# Objective:
Return every line below in which "detail" appears.

# Data lines:
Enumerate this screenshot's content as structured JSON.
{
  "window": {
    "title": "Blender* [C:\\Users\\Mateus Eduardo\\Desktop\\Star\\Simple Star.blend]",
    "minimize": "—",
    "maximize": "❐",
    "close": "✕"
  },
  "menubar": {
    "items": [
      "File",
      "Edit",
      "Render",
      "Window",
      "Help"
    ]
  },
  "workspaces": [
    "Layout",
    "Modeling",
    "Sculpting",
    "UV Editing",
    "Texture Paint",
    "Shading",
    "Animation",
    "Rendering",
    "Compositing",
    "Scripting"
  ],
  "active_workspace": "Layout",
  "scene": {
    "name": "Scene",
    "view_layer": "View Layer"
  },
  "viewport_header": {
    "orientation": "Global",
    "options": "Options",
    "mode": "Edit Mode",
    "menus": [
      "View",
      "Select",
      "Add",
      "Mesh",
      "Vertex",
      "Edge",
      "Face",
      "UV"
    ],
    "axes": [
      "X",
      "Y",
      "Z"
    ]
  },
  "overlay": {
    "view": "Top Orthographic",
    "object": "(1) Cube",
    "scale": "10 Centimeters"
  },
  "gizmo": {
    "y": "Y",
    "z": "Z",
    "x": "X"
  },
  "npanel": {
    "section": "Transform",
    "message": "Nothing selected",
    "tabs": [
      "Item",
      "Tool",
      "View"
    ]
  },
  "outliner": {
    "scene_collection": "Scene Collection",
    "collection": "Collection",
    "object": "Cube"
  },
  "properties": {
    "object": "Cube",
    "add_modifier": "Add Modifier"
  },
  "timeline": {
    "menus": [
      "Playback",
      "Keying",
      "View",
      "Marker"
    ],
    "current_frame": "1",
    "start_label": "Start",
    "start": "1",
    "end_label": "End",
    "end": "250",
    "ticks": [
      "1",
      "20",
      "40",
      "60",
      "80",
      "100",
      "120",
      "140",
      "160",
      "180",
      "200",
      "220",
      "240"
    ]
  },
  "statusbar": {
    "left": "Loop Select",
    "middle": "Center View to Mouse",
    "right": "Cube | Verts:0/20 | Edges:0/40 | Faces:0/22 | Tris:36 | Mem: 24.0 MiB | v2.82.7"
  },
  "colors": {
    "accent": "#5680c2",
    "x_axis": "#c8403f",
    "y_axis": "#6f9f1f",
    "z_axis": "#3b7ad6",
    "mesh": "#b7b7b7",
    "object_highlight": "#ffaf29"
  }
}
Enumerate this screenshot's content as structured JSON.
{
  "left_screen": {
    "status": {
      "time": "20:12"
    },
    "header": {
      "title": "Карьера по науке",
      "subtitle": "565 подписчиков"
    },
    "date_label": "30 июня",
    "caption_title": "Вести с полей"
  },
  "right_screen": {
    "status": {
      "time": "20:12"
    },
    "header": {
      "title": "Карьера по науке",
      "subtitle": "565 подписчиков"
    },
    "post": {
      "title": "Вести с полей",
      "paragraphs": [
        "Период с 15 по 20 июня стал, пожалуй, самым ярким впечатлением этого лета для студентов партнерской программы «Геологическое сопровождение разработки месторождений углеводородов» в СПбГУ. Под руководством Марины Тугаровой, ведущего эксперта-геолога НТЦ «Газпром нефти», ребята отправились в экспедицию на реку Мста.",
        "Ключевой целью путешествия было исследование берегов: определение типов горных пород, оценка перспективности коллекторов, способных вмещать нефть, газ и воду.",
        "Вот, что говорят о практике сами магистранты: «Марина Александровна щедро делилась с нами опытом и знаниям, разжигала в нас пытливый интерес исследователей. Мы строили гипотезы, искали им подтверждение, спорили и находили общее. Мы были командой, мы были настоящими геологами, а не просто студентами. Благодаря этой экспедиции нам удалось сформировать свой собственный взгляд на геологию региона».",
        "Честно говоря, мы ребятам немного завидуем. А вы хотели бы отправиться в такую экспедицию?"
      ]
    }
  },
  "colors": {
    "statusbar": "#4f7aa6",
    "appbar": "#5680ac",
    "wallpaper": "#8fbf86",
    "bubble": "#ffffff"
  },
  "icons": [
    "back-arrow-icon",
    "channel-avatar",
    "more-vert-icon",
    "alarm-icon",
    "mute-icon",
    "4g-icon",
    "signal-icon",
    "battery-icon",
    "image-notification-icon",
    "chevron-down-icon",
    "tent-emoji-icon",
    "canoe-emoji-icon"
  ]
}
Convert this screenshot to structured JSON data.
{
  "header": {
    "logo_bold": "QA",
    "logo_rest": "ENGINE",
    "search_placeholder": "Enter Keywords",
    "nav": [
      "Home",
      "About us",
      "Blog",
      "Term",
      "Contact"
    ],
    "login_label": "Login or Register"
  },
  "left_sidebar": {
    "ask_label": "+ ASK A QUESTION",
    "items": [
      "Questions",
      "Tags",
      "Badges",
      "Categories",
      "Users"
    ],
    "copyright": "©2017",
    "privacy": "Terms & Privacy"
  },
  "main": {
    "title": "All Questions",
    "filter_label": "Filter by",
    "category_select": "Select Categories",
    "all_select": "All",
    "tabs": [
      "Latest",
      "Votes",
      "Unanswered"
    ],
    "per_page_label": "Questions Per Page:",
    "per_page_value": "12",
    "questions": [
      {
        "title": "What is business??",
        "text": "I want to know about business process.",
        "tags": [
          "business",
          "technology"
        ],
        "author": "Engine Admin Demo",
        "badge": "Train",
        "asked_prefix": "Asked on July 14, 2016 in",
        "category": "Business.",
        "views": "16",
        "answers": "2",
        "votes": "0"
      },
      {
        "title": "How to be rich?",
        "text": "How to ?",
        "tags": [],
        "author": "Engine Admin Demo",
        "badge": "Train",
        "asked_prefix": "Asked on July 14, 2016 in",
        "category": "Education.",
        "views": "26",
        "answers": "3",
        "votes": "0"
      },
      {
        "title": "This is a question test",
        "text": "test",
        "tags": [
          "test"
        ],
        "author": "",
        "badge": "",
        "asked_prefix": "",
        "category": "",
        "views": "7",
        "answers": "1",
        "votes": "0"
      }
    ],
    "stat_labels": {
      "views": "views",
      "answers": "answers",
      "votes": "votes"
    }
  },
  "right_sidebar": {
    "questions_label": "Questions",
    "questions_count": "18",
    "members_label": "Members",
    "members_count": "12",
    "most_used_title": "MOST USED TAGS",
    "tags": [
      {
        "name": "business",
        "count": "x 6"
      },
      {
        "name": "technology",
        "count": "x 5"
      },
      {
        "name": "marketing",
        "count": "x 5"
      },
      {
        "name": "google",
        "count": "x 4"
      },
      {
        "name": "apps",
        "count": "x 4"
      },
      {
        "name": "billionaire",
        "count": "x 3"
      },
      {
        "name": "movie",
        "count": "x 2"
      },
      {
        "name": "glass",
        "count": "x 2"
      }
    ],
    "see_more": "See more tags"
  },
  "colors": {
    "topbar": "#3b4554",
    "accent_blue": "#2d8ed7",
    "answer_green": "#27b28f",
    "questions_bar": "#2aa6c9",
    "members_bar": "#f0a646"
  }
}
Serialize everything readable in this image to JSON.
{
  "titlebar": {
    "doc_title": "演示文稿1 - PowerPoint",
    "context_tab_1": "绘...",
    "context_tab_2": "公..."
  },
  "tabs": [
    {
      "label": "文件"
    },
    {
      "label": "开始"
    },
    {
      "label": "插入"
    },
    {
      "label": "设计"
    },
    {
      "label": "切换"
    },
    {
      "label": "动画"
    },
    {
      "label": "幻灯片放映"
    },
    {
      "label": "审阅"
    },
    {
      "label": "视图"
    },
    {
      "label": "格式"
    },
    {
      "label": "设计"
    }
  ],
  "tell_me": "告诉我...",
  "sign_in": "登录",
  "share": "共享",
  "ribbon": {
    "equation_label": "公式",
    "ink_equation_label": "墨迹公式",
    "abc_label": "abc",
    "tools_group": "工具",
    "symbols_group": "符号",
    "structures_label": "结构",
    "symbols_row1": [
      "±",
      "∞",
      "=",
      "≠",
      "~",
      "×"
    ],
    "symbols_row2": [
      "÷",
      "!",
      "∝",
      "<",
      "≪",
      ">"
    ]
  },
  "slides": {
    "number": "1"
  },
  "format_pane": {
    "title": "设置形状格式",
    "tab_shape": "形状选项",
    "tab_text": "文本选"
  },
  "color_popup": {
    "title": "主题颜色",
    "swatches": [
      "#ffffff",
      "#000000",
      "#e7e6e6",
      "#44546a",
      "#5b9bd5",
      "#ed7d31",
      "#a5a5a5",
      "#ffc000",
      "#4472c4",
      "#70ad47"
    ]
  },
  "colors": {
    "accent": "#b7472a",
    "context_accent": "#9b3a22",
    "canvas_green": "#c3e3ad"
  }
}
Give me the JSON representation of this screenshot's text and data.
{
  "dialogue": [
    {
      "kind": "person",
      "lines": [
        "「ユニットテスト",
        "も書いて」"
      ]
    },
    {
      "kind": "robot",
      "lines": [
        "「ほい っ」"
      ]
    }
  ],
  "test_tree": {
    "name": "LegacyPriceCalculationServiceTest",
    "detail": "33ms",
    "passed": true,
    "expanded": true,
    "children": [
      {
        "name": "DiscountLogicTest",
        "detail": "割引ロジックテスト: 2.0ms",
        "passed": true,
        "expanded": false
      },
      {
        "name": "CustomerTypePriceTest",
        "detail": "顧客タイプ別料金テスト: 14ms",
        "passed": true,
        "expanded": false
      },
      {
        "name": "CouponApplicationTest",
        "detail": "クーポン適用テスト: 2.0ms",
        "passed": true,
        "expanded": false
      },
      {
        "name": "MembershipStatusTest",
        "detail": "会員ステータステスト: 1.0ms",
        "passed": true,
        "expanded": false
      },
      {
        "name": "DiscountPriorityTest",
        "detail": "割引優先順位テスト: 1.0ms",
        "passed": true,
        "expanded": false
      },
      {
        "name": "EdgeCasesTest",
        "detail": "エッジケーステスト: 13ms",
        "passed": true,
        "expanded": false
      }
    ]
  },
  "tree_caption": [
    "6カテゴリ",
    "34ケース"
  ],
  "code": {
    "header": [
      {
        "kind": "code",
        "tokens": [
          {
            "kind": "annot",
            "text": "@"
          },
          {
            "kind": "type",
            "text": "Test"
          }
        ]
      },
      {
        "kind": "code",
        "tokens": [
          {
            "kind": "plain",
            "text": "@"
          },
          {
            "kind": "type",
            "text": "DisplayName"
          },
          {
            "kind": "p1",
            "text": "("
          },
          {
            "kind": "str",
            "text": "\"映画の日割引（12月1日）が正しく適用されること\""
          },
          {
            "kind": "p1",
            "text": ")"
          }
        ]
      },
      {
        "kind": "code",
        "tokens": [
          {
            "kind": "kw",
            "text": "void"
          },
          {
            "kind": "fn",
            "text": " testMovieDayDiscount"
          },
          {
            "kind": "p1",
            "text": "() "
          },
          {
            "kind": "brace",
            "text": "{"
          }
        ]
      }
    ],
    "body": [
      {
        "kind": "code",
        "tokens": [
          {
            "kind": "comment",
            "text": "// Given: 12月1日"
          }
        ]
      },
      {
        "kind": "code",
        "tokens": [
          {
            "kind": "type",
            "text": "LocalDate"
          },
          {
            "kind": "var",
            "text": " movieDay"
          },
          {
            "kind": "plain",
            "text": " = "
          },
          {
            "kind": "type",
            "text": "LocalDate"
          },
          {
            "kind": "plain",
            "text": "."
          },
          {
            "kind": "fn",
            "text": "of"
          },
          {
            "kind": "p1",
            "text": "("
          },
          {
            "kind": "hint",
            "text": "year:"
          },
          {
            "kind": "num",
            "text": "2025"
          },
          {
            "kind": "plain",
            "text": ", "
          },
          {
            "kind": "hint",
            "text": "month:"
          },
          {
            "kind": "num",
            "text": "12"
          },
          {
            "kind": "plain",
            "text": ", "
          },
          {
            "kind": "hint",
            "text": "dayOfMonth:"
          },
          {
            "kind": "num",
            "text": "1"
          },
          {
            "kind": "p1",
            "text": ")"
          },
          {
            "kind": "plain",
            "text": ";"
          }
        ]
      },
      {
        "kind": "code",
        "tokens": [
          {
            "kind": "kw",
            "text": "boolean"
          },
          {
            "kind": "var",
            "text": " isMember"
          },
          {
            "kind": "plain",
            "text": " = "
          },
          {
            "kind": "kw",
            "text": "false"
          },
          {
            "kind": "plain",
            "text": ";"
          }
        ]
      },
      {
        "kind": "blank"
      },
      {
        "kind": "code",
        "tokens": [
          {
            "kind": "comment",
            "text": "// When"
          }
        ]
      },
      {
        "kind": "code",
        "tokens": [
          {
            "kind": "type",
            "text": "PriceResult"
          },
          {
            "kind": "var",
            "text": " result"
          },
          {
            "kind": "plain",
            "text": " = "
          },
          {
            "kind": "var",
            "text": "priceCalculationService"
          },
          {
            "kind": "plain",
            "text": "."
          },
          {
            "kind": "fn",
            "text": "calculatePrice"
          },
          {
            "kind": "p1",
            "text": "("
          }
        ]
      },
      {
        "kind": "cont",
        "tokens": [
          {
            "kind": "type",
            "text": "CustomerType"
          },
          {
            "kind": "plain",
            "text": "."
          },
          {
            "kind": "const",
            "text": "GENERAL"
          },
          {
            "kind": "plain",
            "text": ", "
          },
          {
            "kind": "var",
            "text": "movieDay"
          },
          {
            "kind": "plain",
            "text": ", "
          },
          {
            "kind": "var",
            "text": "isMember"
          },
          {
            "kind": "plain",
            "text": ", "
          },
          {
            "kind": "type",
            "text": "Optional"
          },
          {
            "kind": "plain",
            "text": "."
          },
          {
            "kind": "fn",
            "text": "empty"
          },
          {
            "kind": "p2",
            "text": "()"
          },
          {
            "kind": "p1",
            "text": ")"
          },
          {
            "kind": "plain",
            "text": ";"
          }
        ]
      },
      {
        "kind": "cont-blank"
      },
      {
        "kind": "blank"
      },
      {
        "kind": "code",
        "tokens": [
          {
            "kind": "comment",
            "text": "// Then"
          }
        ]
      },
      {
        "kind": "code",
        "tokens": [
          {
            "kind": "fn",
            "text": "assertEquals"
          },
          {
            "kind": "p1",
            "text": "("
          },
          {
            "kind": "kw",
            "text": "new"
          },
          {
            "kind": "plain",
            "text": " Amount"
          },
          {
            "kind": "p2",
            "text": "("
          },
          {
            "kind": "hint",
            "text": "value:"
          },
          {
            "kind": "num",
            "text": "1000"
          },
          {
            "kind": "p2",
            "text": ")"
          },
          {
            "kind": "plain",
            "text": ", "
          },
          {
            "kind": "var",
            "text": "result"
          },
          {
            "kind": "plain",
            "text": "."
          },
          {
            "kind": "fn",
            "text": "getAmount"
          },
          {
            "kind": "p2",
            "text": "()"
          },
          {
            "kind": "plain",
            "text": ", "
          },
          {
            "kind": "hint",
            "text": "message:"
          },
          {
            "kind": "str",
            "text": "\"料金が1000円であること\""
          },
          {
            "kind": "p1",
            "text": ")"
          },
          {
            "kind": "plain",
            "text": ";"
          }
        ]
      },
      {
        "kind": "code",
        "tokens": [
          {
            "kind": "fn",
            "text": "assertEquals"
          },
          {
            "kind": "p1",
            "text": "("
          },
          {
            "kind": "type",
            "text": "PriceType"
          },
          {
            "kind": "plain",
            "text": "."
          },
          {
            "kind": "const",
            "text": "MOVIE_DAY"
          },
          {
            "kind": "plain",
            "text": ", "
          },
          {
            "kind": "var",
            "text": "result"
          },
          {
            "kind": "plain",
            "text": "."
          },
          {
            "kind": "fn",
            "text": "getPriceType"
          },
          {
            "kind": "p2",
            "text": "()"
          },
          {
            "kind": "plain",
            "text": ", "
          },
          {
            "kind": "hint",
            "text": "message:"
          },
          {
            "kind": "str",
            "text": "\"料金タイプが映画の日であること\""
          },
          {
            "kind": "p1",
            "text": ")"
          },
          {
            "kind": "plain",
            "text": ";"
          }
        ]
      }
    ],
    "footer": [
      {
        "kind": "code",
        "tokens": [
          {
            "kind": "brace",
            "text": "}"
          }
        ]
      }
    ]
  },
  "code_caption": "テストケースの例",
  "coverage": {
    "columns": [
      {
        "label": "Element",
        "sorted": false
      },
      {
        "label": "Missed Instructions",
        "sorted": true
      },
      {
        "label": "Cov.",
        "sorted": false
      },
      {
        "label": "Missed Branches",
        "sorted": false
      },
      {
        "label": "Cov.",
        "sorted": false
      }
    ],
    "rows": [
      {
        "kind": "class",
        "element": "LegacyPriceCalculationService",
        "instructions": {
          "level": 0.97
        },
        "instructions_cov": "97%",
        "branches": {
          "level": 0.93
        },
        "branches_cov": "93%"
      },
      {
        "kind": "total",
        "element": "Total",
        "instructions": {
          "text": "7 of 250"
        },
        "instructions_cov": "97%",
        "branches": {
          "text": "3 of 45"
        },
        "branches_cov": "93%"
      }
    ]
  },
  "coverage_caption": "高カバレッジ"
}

# Completed task:
    "detail": "33ms",
        "detail": "割引ロジックテスト: 2.0ms",
        "detail": "顧客タイプ別料金テスト: 14ms",
        "detail": "クーポン適用テスト: 2.0ms",
        "detail": "会員ステータステスト: 1.0ms",
        "detail": "割引優先順位テスト: 1.0ms",
        "detail": "エッジケーステスト: 13ms",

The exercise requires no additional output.